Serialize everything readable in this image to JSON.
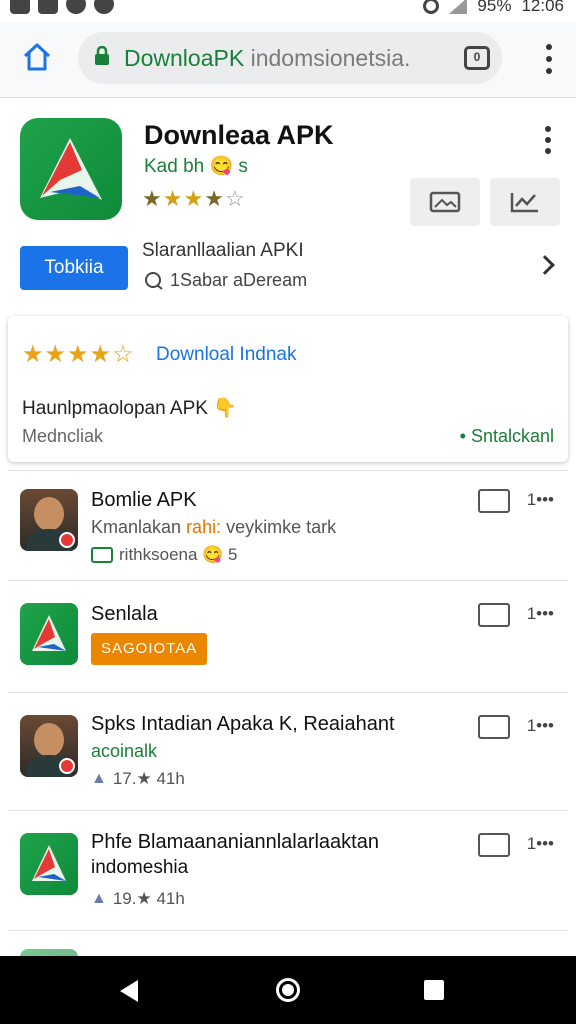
{
  "status": {
    "battery": "95%",
    "time": "12:06"
  },
  "browser": {
    "url_host": "DownloaPK",
    "url_rest": "indomsionetsia.",
    "tabs_count": "0"
  },
  "app": {
    "title": "Downleaa APK",
    "developer": "Kad bh 😋 s",
    "rating_stars": 3.5,
    "install_label": "Tobkiia",
    "subtitle": "Slaranllaalian APKI",
    "subtitle2": "1Sabar aDeream"
  },
  "review": {
    "stars": "★★★★☆",
    "link": "Downloal Indnak",
    "text": "Haunlpmaolopan APK 👇",
    "sub": "Medncliak",
    "action": "• Sntalckanl"
  },
  "list": [
    {
      "thumb": "person",
      "title": "Bomlie APK",
      "line_pre": "Kmanlakan ",
      "line_hl": "rahi:",
      "line_post": " veykimke tark",
      "meta": "rithksoena 😋 5",
      "meta_kind": "green",
      "count": "1•••"
    },
    {
      "thumb": "app",
      "title": "Senlala",
      "tag": "SAGOIOTAA",
      "count": "1•••"
    },
    {
      "thumb": "person",
      "title": "Spks Intadian Apaka K, Reaiahant",
      "line_pre": "acoinalk",
      "line_hl": "",
      "line_post": "",
      "meta": "17.★ 41h",
      "meta_kind": "thumb",
      "count": "1•••"
    },
    {
      "thumb": "app",
      "title": "Phfe Blamaananiannlalarlaaktan",
      "title2": "indomeshia",
      "meta": "19.★ 41h",
      "meta_kind": "thumb",
      "count": "1•••"
    }
  ]
}
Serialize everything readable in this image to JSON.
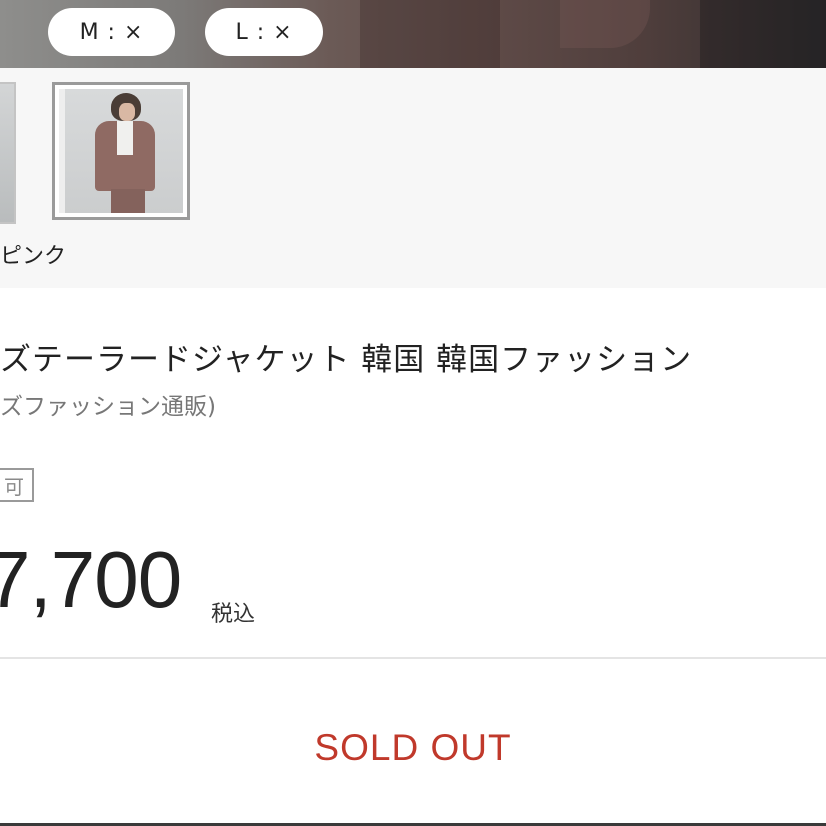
{
  "sizes": [
    {
      "label": "M : ×"
    },
    {
      "label": "L : ×"
    }
  ],
  "thumbnails": {
    "color_label": "ピンク"
  },
  "product": {
    "title": "ズテーラードジャケット 韓国 韓国ファッション",
    "subtitle": "ズファッション通販)",
    "badge": "可",
    "price": "7,700",
    "tax_label": "税込"
  },
  "action": {
    "sold_out_label": "SOLD OUT"
  },
  "colors": {
    "sold_out": "#c0392b",
    "badge_border": "#9a9a9a",
    "subtitle": "#777777"
  }
}
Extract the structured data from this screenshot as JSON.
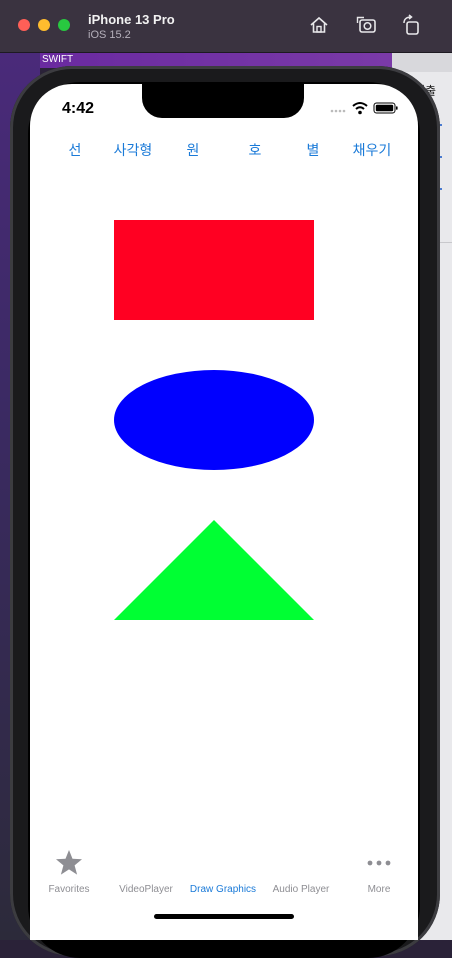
{
  "simulator": {
    "device_name": "iPhone 13 Pro",
    "os_version": "iOS 15.2",
    "toolbar_icons": [
      "home-icon",
      "screenshot-icon",
      "rotate-icon"
    ]
  },
  "desktop": {
    "top_tag": "SWIFT",
    "right_text": "제출"
  },
  "status_bar": {
    "time": "4:42",
    "icons": [
      "signal-icon",
      "wifi-icon",
      "battery-icon"
    ]
  },
  "toolbar": {
    "buttons": [
      {
        "label": "선"
      },
      {
        "label": "사각형"
      },
      {
        "label": "원"
      },
      {
        "label": "호"
      },
      {
        "label": "별"
      },
      {
        "label": "채우기"
      }
    ]
  },
  "canvas": {
    "shapes": [
      {
        "kind": "rectangle",
        "fill": "#ff0022"
      },
      {
        "kind": "ellipse",
        "fill": "#0000ff"
      },
      {
        "kind": "triangle",
        "fill": "#00ff33"
      }
    ]
  },
  "tab_bar": {
    "tabs": [
      {
        "label": "Favorites",
        "icon": "star-icon",
        "active": false
      },
      {
        "label": "VideoPlayer",
        "icon": "",
        "active": false
      },
      {
        "label": "Draw Graphics",
        "icon": "",
        "active": true
      },
      {
        "label": "Audio Player",
        "icon": "",
        "active": false
      },
      {
        "label": "More",
        "icon": "more-icon",
        "active": false
      }
    ],
    "active_color": "#1a7ad8",
    "inactive_color": "#8e8e93"
  },
  "colors": {
    "accent": "#1a7ad8"
  }
}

Objective:
Repeat the listing in full and exactly. Do not include any images.

Reply:
Serialize everything readable in this image to JSON.
{
  "status": {
    "battery": "95%",
    "time": "12:06"
  },
  "browser": {
    "url_host": "DownloaPK",
    "url_rest": "indomsionetsia.",
    "tabs_count": "0"
  },
  "app": {
    "title": "Downleaa APK",
    "developer": "Kad bh 😋 s",
    "rating_stars": 3.5,
    "install_label": "Tobkiia",
    "subtitle": "Slaranllaalian APKI",
    "subtitle2": "1Sabar aDeream"
  },
  "review": {
    "stars": "★★★★☆",
    "link": "Downloal Indnak",
    "text": "Haunlpmaolopan APK 👇",
    "sub": "Medncliak",
    "action": "• Sntalckanl"
  },
  "list": [
    {
      "thumb": "person",
      "title": "Bomlie APK",
      "line_pre": "Kmanlakan ",
      "line_hl": "rahi:",
      "line_post": " veykimke tark",
      "meta": "rithksoena 😋 5",
      "meta_kind": "green",
      "count": "1•••"
    },
    {
      "thumb": "app",
      "title": "Senlala",
      "tag": "SAGOIOTAA",
      "count": "1•••"
    },
    {
      "thumb": "person",
      "title": "Spks Intadian Apaka K, Reaiahant",
      "line_pre": "acoinalk",
      "line_hl": "",
      "line_post": "",
      "meta": "17.★ 41h",
      "meta_kind": "thumb",
      "count": "1•••"
    },
    {
      "thumb": "app",
      "title": "Phfe Blamaananiannlalarlaaktan",
      "title2": "indomeshia",
      "meta": "19.★ 41h",
      "meta_kind": "thumb",
      "count": "1•••"
    }
  ]
}
Serialize everything readable in this image to JSON.
{
  "sizes": [
    {
      "label": "M : ×"
    },
    {
      "label": "L : ×"
    }
  ],
  "thumbnails": {
    "color_label": "ピンク"
  },
  "product": {
    "title": "ズテーラードジャケット 韓国 韓国ファッション",
    "subtitle": "ズファッション通販)",
    "badge": "可",
    "price": "7,700",
    "tax_label": "税込"
  },
  "action": {
    "sold_out_label": "SOLD OUT"
  },
  "colors": {
    "sold_out": "#c0392b",
    "badge_border": "#9a9a9a",
    "subtitle": "#777777"
  }
}
Extract the structured data from this screenshot as JSON.
{
  "simulator": {
    "device_name": "iPhone 13 Pro",
    "os_version": "iOS 15.2",
    "toolbar_icons": [
      "home-icon",
      "screenshot-icon",
      "rotate-icon"
    ]
  },
  "desktop": {
    "top_tag": "SWIFT",
    "right_text": "제출"
  },
  "status_bar": {
    "time": "4:42",
    "icons": [
      "signal-icon",
      "wifi-icon",
      "battery-icon"
    ]
  },
  "toolbar": {
    "buttons": [
      {
        "label": "선"
      },
      {
        "label": "사각형"
      },
      {
        "label": "원"
      },
      {
        "label": "호"
      },
      {
        "label": "별"
      },
      {
        "label": "채우기"
      }
    ]
  },
  "canvas": {
    "shapes": [
      {
        "kind": "rectangle",
        "fill": "#ff0022"
      },
      {
        "kind": "ellipse",
        "fill": "#0000ff"
      },
      {
        "kind": "triangle",
        "fill": "#00ff33"
      }
    ]
  },
  "tab_bar": {
    "tabs": [
      {
        "label": "Favorites",
        "icon": "star-icon",
        "active": false
      },
      {
        "label": "VideoPlayer",
        "icon": "",
        "active": false
      },
      {
        "label": "Draw Graphics",
        "icon": "",
        "active": true
      },
      {
        "label": "Audio Player",
        "icon": "",
        "active": false
      },
      {
        "label": "More",
        "icon": "more-icon",
        "active": false
      }
    ],
    "active_color": "#1a7ad8",
    "inactive_color": "#8e8e93"
  },
  "colors": {
    "accent": "#1a7ad8"
  }
}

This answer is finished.